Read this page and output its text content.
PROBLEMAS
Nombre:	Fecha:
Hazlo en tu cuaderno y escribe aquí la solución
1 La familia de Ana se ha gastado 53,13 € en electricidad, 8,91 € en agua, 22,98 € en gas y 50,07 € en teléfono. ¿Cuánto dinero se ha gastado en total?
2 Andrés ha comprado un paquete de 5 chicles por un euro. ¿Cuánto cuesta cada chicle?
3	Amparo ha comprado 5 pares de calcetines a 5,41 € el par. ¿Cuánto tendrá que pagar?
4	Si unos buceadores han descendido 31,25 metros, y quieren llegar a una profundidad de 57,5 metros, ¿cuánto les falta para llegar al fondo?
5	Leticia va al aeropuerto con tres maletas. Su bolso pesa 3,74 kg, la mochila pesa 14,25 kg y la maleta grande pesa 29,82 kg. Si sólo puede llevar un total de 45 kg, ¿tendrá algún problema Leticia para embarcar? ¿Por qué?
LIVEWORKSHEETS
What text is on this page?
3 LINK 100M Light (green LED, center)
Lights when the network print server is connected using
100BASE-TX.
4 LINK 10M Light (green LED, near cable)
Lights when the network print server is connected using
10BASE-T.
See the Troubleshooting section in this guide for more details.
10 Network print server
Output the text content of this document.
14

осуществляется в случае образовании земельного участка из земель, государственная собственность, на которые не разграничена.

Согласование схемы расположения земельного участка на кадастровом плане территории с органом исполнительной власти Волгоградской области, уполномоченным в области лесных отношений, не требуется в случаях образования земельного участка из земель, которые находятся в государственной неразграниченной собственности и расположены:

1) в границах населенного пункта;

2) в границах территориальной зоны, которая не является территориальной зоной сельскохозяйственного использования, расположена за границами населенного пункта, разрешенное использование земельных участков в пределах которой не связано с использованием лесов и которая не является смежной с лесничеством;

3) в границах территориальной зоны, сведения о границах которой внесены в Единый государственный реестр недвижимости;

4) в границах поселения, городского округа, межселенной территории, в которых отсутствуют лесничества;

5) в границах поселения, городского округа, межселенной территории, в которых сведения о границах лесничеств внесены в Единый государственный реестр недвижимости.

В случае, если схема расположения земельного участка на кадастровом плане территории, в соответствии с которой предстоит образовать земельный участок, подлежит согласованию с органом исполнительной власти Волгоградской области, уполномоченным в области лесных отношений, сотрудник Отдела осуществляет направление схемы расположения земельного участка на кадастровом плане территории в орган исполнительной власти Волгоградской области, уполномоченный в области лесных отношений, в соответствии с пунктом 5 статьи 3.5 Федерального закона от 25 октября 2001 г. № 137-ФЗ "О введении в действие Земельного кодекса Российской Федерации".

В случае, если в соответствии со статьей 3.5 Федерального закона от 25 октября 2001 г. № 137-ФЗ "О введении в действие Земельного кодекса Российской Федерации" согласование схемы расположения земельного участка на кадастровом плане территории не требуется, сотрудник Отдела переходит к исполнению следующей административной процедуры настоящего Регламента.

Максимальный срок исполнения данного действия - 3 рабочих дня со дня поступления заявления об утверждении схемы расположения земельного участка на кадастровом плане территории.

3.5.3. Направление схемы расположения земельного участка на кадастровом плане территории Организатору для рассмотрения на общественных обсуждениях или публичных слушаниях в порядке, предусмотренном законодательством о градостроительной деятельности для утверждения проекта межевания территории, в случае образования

• • • • • • •

## Directions:
In the entries above, count each line holding "октября" and report the total and nothing more.

## Full response:
2